(YOUR ASSIGNMENT): All entries shown below must be given again word for word.

(EXERCISE INPUTS):
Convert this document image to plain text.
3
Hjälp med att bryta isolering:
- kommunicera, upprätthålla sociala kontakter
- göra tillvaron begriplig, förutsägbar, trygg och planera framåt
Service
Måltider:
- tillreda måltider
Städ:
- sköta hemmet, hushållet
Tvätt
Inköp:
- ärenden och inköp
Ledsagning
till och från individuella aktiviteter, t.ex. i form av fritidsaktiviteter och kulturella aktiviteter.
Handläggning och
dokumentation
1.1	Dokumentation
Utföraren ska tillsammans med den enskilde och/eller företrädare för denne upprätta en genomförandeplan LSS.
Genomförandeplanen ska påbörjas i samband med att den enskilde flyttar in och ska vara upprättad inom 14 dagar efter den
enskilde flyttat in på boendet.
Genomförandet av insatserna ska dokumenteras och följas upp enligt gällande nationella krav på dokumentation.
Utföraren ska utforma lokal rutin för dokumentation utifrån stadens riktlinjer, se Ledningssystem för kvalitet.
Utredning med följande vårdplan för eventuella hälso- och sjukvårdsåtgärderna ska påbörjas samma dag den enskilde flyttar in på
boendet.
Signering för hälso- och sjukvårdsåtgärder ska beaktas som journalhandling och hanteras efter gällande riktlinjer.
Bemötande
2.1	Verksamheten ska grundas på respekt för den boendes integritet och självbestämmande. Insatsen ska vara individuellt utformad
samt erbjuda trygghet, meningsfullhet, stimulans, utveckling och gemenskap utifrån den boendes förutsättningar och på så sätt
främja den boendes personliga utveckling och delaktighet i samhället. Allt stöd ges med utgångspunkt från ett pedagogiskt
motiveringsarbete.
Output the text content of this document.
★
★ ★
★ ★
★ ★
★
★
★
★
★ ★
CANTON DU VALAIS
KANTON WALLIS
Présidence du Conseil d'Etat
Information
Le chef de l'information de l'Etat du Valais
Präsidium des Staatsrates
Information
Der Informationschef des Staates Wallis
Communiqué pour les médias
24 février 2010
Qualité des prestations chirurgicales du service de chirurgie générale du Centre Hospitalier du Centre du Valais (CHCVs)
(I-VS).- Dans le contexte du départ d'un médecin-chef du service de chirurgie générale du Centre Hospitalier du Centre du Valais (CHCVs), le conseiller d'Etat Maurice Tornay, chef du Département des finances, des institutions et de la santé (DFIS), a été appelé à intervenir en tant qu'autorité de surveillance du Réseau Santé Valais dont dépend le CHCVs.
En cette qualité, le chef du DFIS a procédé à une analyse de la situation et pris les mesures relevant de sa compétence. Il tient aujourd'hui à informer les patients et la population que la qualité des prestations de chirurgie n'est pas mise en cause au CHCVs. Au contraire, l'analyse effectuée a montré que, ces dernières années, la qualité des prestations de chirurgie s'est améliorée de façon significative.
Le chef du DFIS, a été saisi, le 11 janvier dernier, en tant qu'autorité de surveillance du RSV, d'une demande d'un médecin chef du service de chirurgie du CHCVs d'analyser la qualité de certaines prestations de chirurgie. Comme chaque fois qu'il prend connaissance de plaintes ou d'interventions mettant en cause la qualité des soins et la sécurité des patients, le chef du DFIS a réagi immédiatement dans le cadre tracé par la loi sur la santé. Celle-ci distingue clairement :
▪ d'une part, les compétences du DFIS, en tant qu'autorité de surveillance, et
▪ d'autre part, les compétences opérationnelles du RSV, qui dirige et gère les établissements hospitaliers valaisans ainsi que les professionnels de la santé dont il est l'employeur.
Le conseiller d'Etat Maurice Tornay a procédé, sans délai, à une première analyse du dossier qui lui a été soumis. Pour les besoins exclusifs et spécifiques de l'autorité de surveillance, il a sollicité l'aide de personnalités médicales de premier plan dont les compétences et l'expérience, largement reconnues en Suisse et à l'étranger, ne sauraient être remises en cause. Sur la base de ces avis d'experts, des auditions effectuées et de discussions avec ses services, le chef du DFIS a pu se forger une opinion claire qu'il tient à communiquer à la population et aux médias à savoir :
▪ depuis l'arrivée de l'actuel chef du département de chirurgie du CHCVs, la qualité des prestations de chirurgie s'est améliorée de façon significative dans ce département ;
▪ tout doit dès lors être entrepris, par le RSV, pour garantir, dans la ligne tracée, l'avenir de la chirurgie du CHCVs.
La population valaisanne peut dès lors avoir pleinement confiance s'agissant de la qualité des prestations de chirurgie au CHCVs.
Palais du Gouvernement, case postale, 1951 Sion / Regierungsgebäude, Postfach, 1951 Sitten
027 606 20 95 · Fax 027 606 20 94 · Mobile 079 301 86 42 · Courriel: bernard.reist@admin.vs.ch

(ANSWER TO THIS PROBLEM):
Convert this document image to plain text.
3
Hjälp med att bryta isolering:
- kommunicera, upprätthålla sociala kontakter
- göra tillvaron begriplig, förutsägbar, trygg och planera framåt
Service
Måltider:
- tillreda måltider
Städ:
- sköta hemmet, hushållet
Tvätt
Inköp:
- ärenden och inköp
Ledsagning
till och från individuella aktiviteter, t.ex. i form av fritidsaktiviteter och kulturella aktiviteter.
Handläggning och
dokumentation
1.1	Dokumentation
Utföraren ska tillsammans med den enskilde och/eller företrädare för denne upprätta en genomförandeplan LSS.
Genomförandeplanen ska påbörjas i samband med att den enskilde flyttar in och ska vara upprättad inom 14 dagar efter den
enskilde flyttat in på boendet.
Genomförandet av insatserna ska dokumenteras och följas upp enligt gällande nationella krav på dokumentation.
Utföraren ska utforma lokal rutin för dokumentation utifrån stadens riktlinjer, se Ledningssystem för kvalitet.
Utredning med följande vårdplan för eventuella hälso- och sjukvårdsåtgärderna ska påbörjas samma dag den enskilde flyttar in på
boendet.
Signering för hälso- och sjukvårdsåtgärder ska beaktas som journalhandling och hanteras efter gällande riktlinjer.
Bemötande
2.1	Verksamheten ska grundas på respekt för den boendes integritet och självbestämmande. Insatsen ska vara individuellt utformad
samt erbjuda trygghet, meningsfullhet, stimulans, utveckling och gemenskap utifrån den boendes förutsättningar och på så sätt
främja den boendes personliga utveckling och delaktighet i samhället. Allt stöd ges med utgångspunkt från ett pedagogiskt
motiveringsarbete.
Output the text content of this document.
★
★ ★
★ ★
★ ★
★
★
★
★
★ ★
CANTON DU VALAIS
KANTON WALLIS
Présidence du Conseil d'Etat
Information
Le chef de l'information de l'Etat du Valais
Präsidium des Staatsrates
Information
Der Informationschef des Staates Wallis
Communiqué pour les médias
24 février 2010
Qualité des prestations chirurgicales du service de chirurgie générale du Centre Hospitalier du Centre du Valais (CHCVs)
(I-VS).- Dans le contexte du départ d'un médecin-chef du service de chirurgie générale du Centre Hospitalier du Centre du Valais (CHCVs), le conseiller d'Etat Maurice Tornay, chef du Département des finances, des institutions et de la santé (DFIS), a été appelé à intervenir en tant qu'autorité de surveillance du Réseau Santé Valais dont dépend le CHCVs.
En cette qualité, le chef du DFIS a procédé à une analyse de la situation et pris les mesures relevant de sa compétence. Il tient aujourd'hui à informer les patients et la population que la qualité des prestations de chirurgie n'est pas mise en cause au CHCVs. Au contraire, l'analyse effectuée a montré que, ces dernières années, la qualité des prestations de chirurgie s'est améliorée de façon significative.
Le chef du DFIS, a été saisi, le 11 janvier dernier, en tant qu'autorité de surveillance du RSV, d'une demande d'un médecin chef du service de chirurgie du CHCVs d'analyser la qualité de certaines prestations de chirurgie. Comme chaque fois qu'il prend connaissance de plaintes ou d'interventions mettant en cause la qualité des soins et la sécurité des patients, le chef du DFIS a réagi immédiatement dans le cadre tracé par la loi sur la santé. Celle-ci distingue clairement :
▪ d'une part, les compétences du DFIS, en tant qu'autorité de surveillance, et
▪ d'autre part, les compétences opérationnelles du RSV, qui dirige et gère les établissements hospitaliers valaisans ainsi que les professionnels de la santé dont il est l'employeur.
Le conseiller d'Etat Maurice Tornay a procédé, sans délai, à une première analyse du dossier qui lui a été soumis. Pour les besoins exclusifs et spécifiques de l'autorité de surveillance, il a sollicité l'aide de personnalités médicales de premier plan dont les compétences et l'expérience, largement reconnues en Suisse et à l'étranger, ne sauraient être remises en cause. Sur la base de ces avis d'experts, des auditions effectuées et de discussions avec ses services, le chef du DFIS a pu se forger une opinion claire qu'il tient à communiquer à la population et aux médias à savoir :
▪ depuis l'arrivée de l'actuel chef du département de chirurgie du CHCVs, la qualité des prestations de chirurgie s'est améliorée de façon significative dans ce département ;
▪ tout doit dès lors être entrepris, par le RSV, pour garantir, dans la ligne tracée, l'avenir de la chirurgie du CHCVs.
La population valaisanne peut dès lors avoir pleinement confiance s'agissant de la qualité des prestations de chirurgie au CHCVs.
Palais du Gouvernement, case postale, 1951 Sion / Regierungsgebäude, Postfach, 1951 Sitten
027 606 20 95 · Fax 027 606 20 94 · Mobile 079 301 86 42 · Courriel: bernard.reist@admin.vs.ch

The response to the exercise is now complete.